#### Task material ####
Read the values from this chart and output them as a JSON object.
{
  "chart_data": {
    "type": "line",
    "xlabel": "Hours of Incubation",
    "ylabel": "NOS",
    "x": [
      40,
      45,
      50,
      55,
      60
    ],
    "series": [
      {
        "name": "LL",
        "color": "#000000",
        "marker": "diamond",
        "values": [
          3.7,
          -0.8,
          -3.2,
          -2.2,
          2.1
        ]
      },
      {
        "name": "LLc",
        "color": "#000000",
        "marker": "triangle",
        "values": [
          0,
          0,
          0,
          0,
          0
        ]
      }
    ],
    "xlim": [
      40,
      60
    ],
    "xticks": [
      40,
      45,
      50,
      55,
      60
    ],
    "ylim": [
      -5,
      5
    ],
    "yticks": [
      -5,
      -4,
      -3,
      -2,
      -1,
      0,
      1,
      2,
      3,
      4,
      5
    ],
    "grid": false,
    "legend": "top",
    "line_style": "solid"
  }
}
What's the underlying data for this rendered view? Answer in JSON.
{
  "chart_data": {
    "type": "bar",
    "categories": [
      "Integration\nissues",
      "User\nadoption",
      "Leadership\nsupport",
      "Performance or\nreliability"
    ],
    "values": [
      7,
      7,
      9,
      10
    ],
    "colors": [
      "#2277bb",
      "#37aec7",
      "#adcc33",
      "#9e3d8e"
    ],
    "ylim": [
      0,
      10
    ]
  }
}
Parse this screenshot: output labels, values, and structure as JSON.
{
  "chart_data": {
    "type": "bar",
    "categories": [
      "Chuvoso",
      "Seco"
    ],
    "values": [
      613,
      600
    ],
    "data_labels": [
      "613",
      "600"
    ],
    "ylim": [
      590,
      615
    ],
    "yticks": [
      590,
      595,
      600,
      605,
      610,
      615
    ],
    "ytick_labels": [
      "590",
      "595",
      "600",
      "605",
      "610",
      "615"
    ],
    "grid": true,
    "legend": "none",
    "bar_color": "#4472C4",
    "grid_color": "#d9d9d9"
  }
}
####
Give back the data above exactly as it appears.

Read the values from this chart and output them as a JSON object.
{
  "chart_data": {
    "type": "line",
    "xlabel": "Hours of Incubation",
    "ylabel": "NOS",
    "x": [
      40,
      45,
      50,
      55,
      60
    ],
    "series": [
      {
        "name": "LL",
        "color": "#000000",
        "marker": "diamond",
        "values": [
          3.7,
          -0.8,
          -3.2,
          -2.2,
          2.1
        ]
      },
      {
        "name": "LLc",
        "color": "#000000",
        "marker": "triangle",
        "values": [
          0,
          0,
          0,
          0,
          0
        ]
      }
    ],
    "xlim": [
      40,
      60
    ],
    "xticks": [
      40,
      45,
      50,
      55,
      60
    ],
    "ylim": [
      -5,
      5
    ],
    "yticks": [
      -5,
      -4,
      -3,
      -2,
      -1,
      0,
      1,
      2,
      3,
      4,
      5
    ],
    "grid": false,
    "legend": "top",
    "line_style": "solid"
  }
}
What's the underlying data for this rendered view? Answer in JSON.
{
  "chart_data": {
    "type": "bar",
    "categories": [
      "Integration\nissues",
      "User\nadoption",
      "Leadership\nsupport",
      "Performance or\nreliability"
    ],
    "values": [
      7,
      7,
      9,
      10
    ],
    "colors": [
      "#2277bb",
      "#37aec7",
      "#adcc33",
      "#9e3d8e"
    ],
    "ylim": [
      0,
      10
    ]
  }
}
Parse this screenshot: output labels, values, and structure as JSON.
{
  "chart_data": {
    "type": "bar",
    "categories": [
      "Chuvoso",
      "Seco"
    ],
    "values": [
      613,
      600
    ],
    "data_labels": [
      "613",
      "600"
    ],
    "ylim": [
      590,
      615
    ],
    "yticks": [
      590,
      595,
      600,
      605,
      610,
      615
    ],
    "ytick_labels": [
      "590",
      "595",
      "600",
      "605",
      "610",
      "615"
    ],
    "grid": true,
    "legend": "none",
    "bar_color": "#4472C4",
    "grid_color": "#d9d9d9"
  }
}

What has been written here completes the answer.